(Beginning of Data provided)

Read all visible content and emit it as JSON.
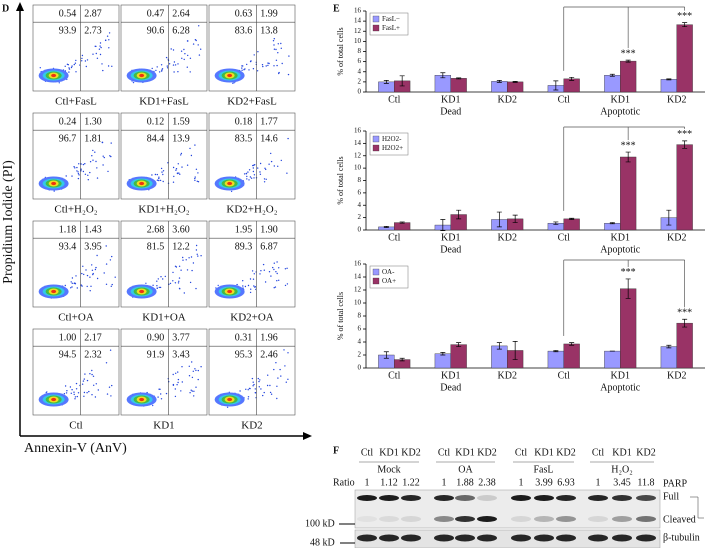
{
  "panel_d": {
    "label": "D",
    "y_axis_label": "Propidium Iodide (PI)",
    "x_axis_label": "Annexin-V (AnV)",
    "plots": [
      {
        "label": "Ctl+FasL",
        "upper_left": "0.54",
        "upper_right": "2.87",
        "lower_left": "93.9",
        "lower_right": "2.73"
      },
      {
        "label": "KD1+FasL",
        "upper_left": "0.47",
        "upper_right": "2.64",
        "lower_left": "90.6",
        "lower_right": "6.28"
      },
      {
        "label": "KD2+FasL",
        "upper_left": "0.63",
        "upper_right": "1.99",
        "lower_left": "83.6",
        "lower_right": "13.8"
      },
      {
        "label": "Ctl+H₂O₂",
        "upper_left": "0.24",
        "upper_right": "1.30",
        "lower_left": "96.7",
        "lower_right": "1.81"
      },
      {
        "label": "KD1+H₂O₂",
        "upper_left": "0.12",
        "upper_right": "1.59",
        "lower_left": "84.4",
        "lower_right": "13.9"
      },
      {
        "label": "KD2+H₂O₂",
        "upper_left": "0.18",
        "upper_right": "1.77",
        "lower_left": "83.5",
        "lower_right": "14.6"
      },
      {
        "label": "Ctl+OA",
        "upper_left": "1.18",
        "upper_right": "1.43",
        "lower_left": "93.4",
        "lower_right": "3.95"
      },
      {
        "label": "KD1+OA",
        "upper_left": "2.68",
        "upper_right": "3.60",
        "lower_left": "81.5",
        "lower_right": "12.2"
      },
      {
        "label": "KD2+OA",
        "upper_left": "1.95",
        "upper_right": "1.90",
        "lower_left": "89.3",
        "lower_right": "6.87"
      },
      {
        "label": "Ctl",
        "upper_left": "1.00",
        "upper_right": "2.17",
        "lower_left": "94.5",
        "lower_right": "2.32"
      },
      {
        "label": "KD1",
        "upper_left": "0.90",
        "upper_right": "3.77",
        "lower_left": "91.9",
        "lower_right": "3.43"
      },
      {
        "label": "KD2",
        "upper_left": "0.31",
        "upper_right": "1.96",
        "lower_left": "95.3",
        "lower_right": "2.46"
      }
    ]
  },
  "panel_e": {
    "label": "E"
  },
  "chart_data": [
    {
      "type": "bar",
      "y_label": "% of total cells",
      "categories": [
        "Ctl",
        "KD1",
        "KD2",
        "Ctl",
        "KD1",
        "KD2"
      ],
      "groups": [
        "Dead",
        "Apoptotic"
      ],
      "ylim": [
        0,
        16
      ],
      "yticks": [
        0,
        2,
        4,
        6,
        8,
        10,
        12,
        14,
        16
      ],
      "legend": "upper left",
      "significance": [
        null,
        null,
        null,
        null,
        "***",
        "***"
      ],
      "series": [
        {
          "name": "FasL−",
          "color": "#9999ff",
          "values": [
            2.0,
            3.3,
            2.1,
            1.3,
            3.3,
            2.5
          ],
          "errors": [
            0.3,
            0.5,
            0.2,
            0.9,
            0.2,
            0.1
          ]
        },
        {
          "name": "FasL+",
          "color": "#993366",
          "values": [
            2.2,
            2.7,
            2.0,
            2.6,
            6.1,
            13.3
          ],
          "errors": [
            1.0,
            0.1,
            0.1,
            0.3,
            0.2,
            0.4
          ]
        }
      ]
    },
    {
      "type": "bar",
      "y_label": "% of total cells",
      "categories": [
        "Ctl",
        "KD1",
        "KD2",
        "Ctl",
        "KD1",
        "KD2"
      ],
      "groups": [
        "Dead",
        "Apoptotic"
      ],
      "ylim": [
        0,
        16
      ],
      "yticks": [
        0,
        2,
        4,
        6,
        8,
        10,
        12,
        14,
        16
      ],
      "legend": "upper left",
      "significance": [
        null,
        null,
        null,
        null,
        "***",
        "***"
      ],
      "series": [
        {
          "name": "H2O2-",
          "color": "#9999ff",
          "values": [
            0.5,
            0.8,
            1.7,
            1.1,
            1.1,
            2.0
          ],
          "errors": [
            0.1,
            0.9,
            1.2,
            0.2,
            0.1,
            1.2
          ]
        },
        {
          "name": "H2O2+",
          "color": "#993366",
          "values": [
            1.2,
            2.5,
            1.8,
            1.8,
            11.8,
            13.8
          ],
          "errors": [
            0.1,
            0.7,
            0.6,
            0.1,
            0.8,
            0.6
          ]
        }
      ]
    },
    {
      "type": "bar",
      "y_label": "% of total cells",
      "categories": [
        "Ctl",
        "KD1",
        "KD2",
        "Ctl",
        "KD1",
        "KD2"
      ],
      "groups": [
        "Dead",
        "Apoptotic"
      ],
      "ylim": [
        0,
        16
      ],
      "yticks": [
        0,
        2,
        4,
        6,
        8,
        10,
        12,
        14,
        16
      ],
      "legend": "upper left",
      "significance": [
        null,
        null,
        null,
        null,
        "***",
        "***"
      ],
      "series": [
        {
          "name": "OA-",
          "color": "#9999ff",
          "values": [
            2.0,
            2.2,
            3.4,
            2.6,
            2.6,
            3.3
          ],
          "errors": [
            0.5,
            0.2,
            0.5,
            0.1,
            0.0,
            0.2
          ]
        },
        {
          "name": "OA+",
          "color": "#993366",
          "values": [
            1.3,
            3.6,
            2.7,
            3.7,
            12.2,
            6.9
          ],
          "errors": [
            0.2,
            0.3,
            1.4,
            0.2,
            1.5,
            0.6
          ]
        }
      ]
    }
  ],
  "panel_f": {
    "label": "F",
    "lanes": [
      "Ctl",
      "KD1",
      "KD2",
      "Ctl",
      "KD1",
      "KD2",
      "Ctl",
      "KD1",
      "KD2",
      "Ctl",
      "KD1",
      "KD2"
    ],
    "groups": [
      "Mock",
      "OA",
      "FasL",
      "H₂O₂"
    ],
    "ratio_label": "Ratio",
    "ratios": [
      1,
      1.12,
      1.22,
      1,
      1.88,
      2.38,
      1,
      3.99,
      6.93,
      1,
      3.45,
      11.8
    ],
    "markers": [
      "100 kD",
      "48 kD"
    ],
    "band_labels": {
      "protein": "PARP",
      "full": "Full",
      "cleaved": "Cleaved",
      "loading": "β-tubulin"
    }
  }
}
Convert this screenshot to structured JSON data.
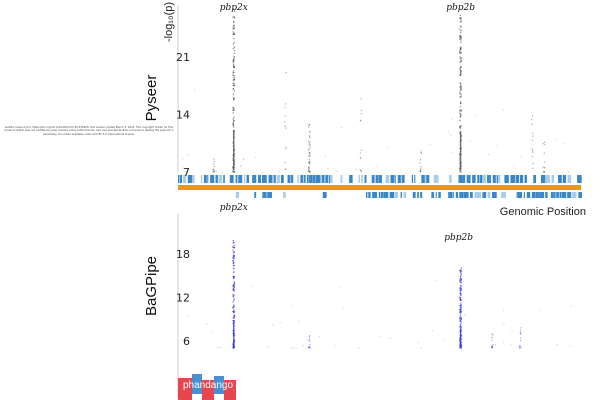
{
  "preprint_notice": "bioRxiv preprint doi: https://doi.org/10.1101/2023.03.30.534925; this version posted March 3, 2023. The copyright holder for this preprint (which was not certified by peer review) is the author/funder, who has granted bioRxiv a license to display the preprint in perpetuity. It is made available under aCC-BY 4.0 International license.",
  "logo": {
    "text": "phandango",
    "colors": [
      "#e8464f",
      "#4a8fd0"
    ]
  },
  "colors": {
    "pyseer_points": "#555555",
    "bagpipe_points": "#3a3adc",
    "gene_blue": "#3b86c6",
    "reference_orange": "#e59a10",
    "gridline": "#dddddd"
  },
  "chart_data": [
    {
      "type": "scatter",
      "title": "Pyseer",
      "ylabel": "-log₁₀(p)",
      "xlabel": "",
      "yticks": [
        "21",
        "14",
        "7"
      ],
      "ytick_values": [
        21,
        14,
        7
      ],
      "ylim": [
        7,
        27
      ],
      "xlim": [
        0,
        1
      ],
      "grid": false,
      "annotations": [
        "pbp2x",
        "pbp2b"
      ],
      "annotation_x": [
        0.13,
        0.7
      ],
      "columns": [
        {
          "x": 0.13,
          "ymax": 27,
          "density": "high"
        },
        {
          "x": 0.7,
          "ymax": 27,
          "density": "high"
        },
        {
          "x": 0.32,
          "ymax": 13,
          "density": "medium"
        },
        {
          "x": 0.26,
          "ymax": 21,
          "density": "low"
        },
        {
          "x": 0.45,
          "ymax": 16,
          "density": "low"
        },
        {
          "x": 0.6,
          "ymax": 12,
          "density": "low"
        },
        {
          "x": 0.88,
          "ymax": 15,
          "density": "low"
        },
        {
          "x": 0.91,
          "ymax": 11,
          "density": "low"
        },
        {
          "x": 0.08,
          "ymax": 9,
          "density": "low"
        }
      ]
    },
    {
      "type": "scatter",
      "title": "BaGPipe",
      "ylabel": "",
      "xlabel": "Genomic Position",
      "yticks": [
        "18",
        "12",
        "6"
      ],
      "ytick_values": [
        18,
        12,
        6
      ],
      "ylim": [
        5,
        21
      ],
      "xlim": [
        0,
        1
      ],
      "grid": false,
      "annotations": [
        "pbp2x",
        "pbp2b"
      ],
      "annotation_x": [
        0.13,
        0.7
      ],
      "columns": [
        {
          "x": 0.13,
          "ymax": 20,
          "density": "high"
        },
        {
          "x": 0.7,
          "ymax": 16,
          "density": "high"
        },
        {
          "x": 0.32,
          "ymax": 8,
          "density": "low"
        },
        {
          "x": 0.85,
          "ymax": 8,
          "density": "low"
        },
        {
          "x": 0.78,
          "ymax": 7,
          "density": "low"
        }
      ]
    }
  ]
}
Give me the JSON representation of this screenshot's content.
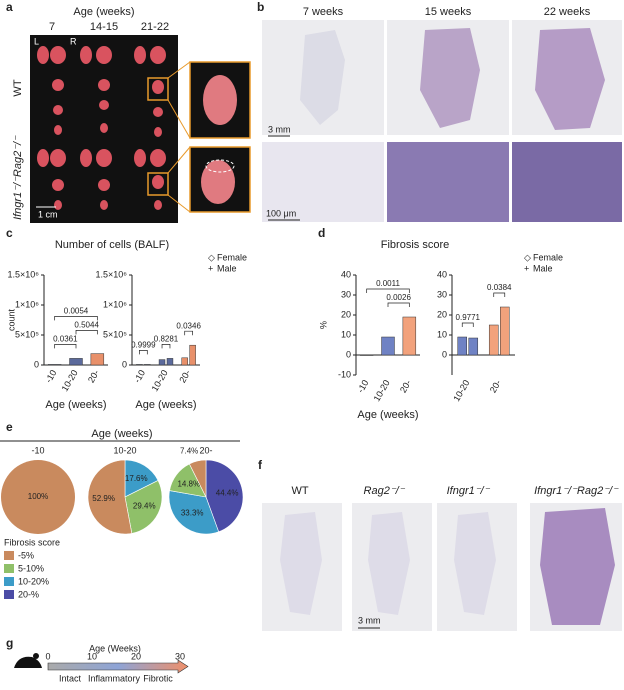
{
  "panels": {
    "a": {
      "label": "a",
      "age_title": "Age (weeks)",
      "ages": [
        "7",
        "14-15",
        "21-22"
      ],
      "left": "L",
      "right": "R",
      "rows": [
        "WT",
        "Ifngr1⁻/⁻Rag2⁻/⁻"
      ],
      "scale": "1 cm"
    },
    "b": {
      "label": "b",
      "columns": [
        "7 weeks",
        "15 weeks",
        "22 weeks"
      ],
      "scale_top": "3 mm",
      "scale_bottom": "100 μm"
    },
    "c": {
      "label": "c",
      "title": "Number of cells (BALF)"
    },
    "d": {
      "label": "d",
      "title": "Fibrosis score"
    },
    "e": {
      "label": "e"
    },
    "f": {
      "label": "f",
      "columns": [
        "WT",
        "Rag2⁻/⁻",
        "Ifngr1⁻/⁻",
        "Ifngr1⁻/⁻Rag2⁻/⁻"
      ],
      "scale": "3 mm"
    },
    "g": {
      "label": "g",
      "axis_title": "Age (Weeks)",
      "ticks": [
        "0",
        "10",
        "20",
        "30"
      ],
      "phases": [
        "Intact",
        "Inflammatory",
        "Fibrotic"
      ]
    }
  },
  "chart_data": [
    {
      "type": "bar",
      "ylabel": "count",
      "xlabel": "Age (weeks)",
      "categories": [
        "-10",
        "10-20",
        "20-"
      ],
      "colors": [
        "#8a96b8",
        "#5b6a9c",
        "#e8906a"
      ],
      "values": [
        10000,
        110000,
        190000
      ],
      "ylim": [
        0,
        1500000
      ],
      "yticks": [
        0,
        {
          "value": 500000,
          "label": "5×10⁵"
        },
        {
          "value": 1000000,
          "label": "1×10⁶"
        },
        {
          "value": 1500000,
          "label": "1.5×10⁶"
        }
      ],
      "brackets": [
        {
          "label": "0.0361",
          "between": [
            0,
            1
          ]
        },
        {
          "label": "0.5044",
          "between": [
            1,
            2
          ]
        },
        {
          "label": "0.0054",
          "between": [
            0,
            2
          ]
        }
      ]
    },
    {
      "type": "bar",
      "xlabel": "Age (weeks)",
      "categories": [
        "-10",
        "10-20",
        "20-"
      ],
      "colors": [
        "#8a96b8",
        "#5b6a9c",
        "#e8906a"
      ],
      "series": [
        {
          "name": "Female",
          "marker": "◇",
          "values": [
            10000,
            90000,
            120000
          ]
        },
        {
          "name": "Male",
          "marker": "+",
          "values": [
            10000,
            110000,
            330000
          ]
        }
      ],
      "ylim": [
        0,
        1500000
      ],
      "yticks": [
        0,
        {
          "value": 500000,
          "label": "5×10⁵"
        },
        {
          "value": 1000000,
          "label": "1×10⁶"
        },
        {
          "value": 1500000,
          "label": "1.5×10⁶"
        }
      ],
      "brackets": [
        {
          "label": "0.9999",
          "between": [
            0,
            1
          ]
        },
        {
          "label": "0.8281",
          "between": [
            2,
            3
          ]
        },
        {
          "label": "0.0346",
          "between": [
            4,
            5
          ]
        }
      ],
      "legend": true
    },
    {
      "type": "bar",
      "ylabel": "%",
      "xlabel": "Age (weeks)",
      "categories": [
        "-10",
        "10-20",
        "20-"
      ],
      "colors": [
        "#6f82c4",
        "#6f82c4",
        "#f2a27c"
      ],
      "values": [
        0,
        9,
        19
      ],
      "ylim": [
        -10,
        40
      ],
      "yticks": [
        -10,
        0,
        10,
        20,
        30,
        40
      ],
      "brackets": [
        {
          "label": "0.0026",
          "between": [
            1,
            2
          ]
        },
        {
          "label": "0.0011",
          "between": [
            0,
            2
          ]
        }
      ]
    },
    {
      "type": "bar",
      "categories": [
        "10-20",
        "20-"
      ],
      "colors": [
        "#6f82c4",
        "#f2a27c"
      ],
      "series": [
        {
          "name": "Female",
          "marker": "◇",
          "values": [
            9,
            15
          ]
        },
        {
          "name": "Male",
          "marker": "+",
          "values": [
            8.5,
            24
          ]
        }
      ],
      "ylim": [
        -10,
        40
      ],
      "yticks": [
        0,
        10,
        20,
        30,
        40
      ],
      "brackets": [
        {
          "label": "0.9771",
          "between": [
            0,
            1
          ]
        },
        {
          "label": "0.0384",
          "between": [
            2,
            3
          ]
        }
      ],
      "legend": true
    },
    {
      "type": "pie",
      "group_label": "Age (weeks)",
      "legend_title": "Fibrosis score",
      "categories": [
        "-5%",
        "5-10%",
        "10-20%",
        "20-%"
      ],
      "colors": [
        "#c98a5e",
        "#8fc069",
        "#3c9cc8",
        "#4b4ca6"
      ],
      "pies": [
        {
          "title": "-10",
          "values": [
            100,
            0,
            0,
            0
          ],
          "value_labels": [
            "100%",
            null,
            null,
            null
          ]
        },
        {
          "title": "10-20",
          "values": [
            52.9,
            29.4,
            17.6,
            0
          ],
          "value_labels": [
            "52.9%",
            "29.4%",
            "17.6%",
            null
          ]
        },
        {
          "title": "20-",
          "values": [
            7.4,
            14.8,
            33.3,
            44.4
          ],
          "value_labels": [
            "7.4%",
            "14.8%",
            "33.3%",
            "44.4%"
          ]
        }
      ]
    }
  ]
}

(End of Data provided)

### Brief
Bring together all lines of the entries above in which the string "JSON" occurs.

### Answer for the task
Read all visible content and emit it as JSON.
Convert this screenshot to structured JSON data.
Give me the JSON representation of this screenshot's content.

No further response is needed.